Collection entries
******************************

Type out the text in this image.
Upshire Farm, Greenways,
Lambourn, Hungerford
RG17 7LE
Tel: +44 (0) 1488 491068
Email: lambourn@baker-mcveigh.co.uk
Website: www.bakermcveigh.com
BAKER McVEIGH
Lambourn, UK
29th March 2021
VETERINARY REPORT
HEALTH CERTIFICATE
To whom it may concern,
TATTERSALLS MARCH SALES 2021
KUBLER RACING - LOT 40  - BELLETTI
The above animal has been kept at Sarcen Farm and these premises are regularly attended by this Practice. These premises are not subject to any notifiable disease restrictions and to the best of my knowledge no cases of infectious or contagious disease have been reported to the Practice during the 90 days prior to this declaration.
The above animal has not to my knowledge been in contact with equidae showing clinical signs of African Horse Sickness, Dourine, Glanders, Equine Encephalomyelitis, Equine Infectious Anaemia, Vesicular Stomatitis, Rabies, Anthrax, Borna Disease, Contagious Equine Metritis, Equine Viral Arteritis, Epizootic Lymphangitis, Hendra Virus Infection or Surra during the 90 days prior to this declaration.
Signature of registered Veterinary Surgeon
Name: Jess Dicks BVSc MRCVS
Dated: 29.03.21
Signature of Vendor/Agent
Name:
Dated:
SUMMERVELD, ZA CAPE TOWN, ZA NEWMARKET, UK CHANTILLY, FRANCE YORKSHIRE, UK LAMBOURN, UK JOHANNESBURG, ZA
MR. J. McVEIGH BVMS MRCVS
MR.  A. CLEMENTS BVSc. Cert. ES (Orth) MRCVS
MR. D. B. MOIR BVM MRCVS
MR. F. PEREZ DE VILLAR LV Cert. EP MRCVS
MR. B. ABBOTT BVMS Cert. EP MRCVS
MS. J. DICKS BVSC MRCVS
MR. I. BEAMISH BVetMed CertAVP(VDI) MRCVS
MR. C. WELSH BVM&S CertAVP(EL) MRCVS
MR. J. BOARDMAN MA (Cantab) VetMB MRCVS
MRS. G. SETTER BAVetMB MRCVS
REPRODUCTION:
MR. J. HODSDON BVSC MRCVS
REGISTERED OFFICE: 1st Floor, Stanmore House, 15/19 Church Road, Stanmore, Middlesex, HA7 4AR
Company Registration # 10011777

******************************

● **TASK ITEM**
Count up the lines in the entries that hold "BVMS", and respond with that count and no other text.

● **RESPONSE FOR THIS EXERCISE**
2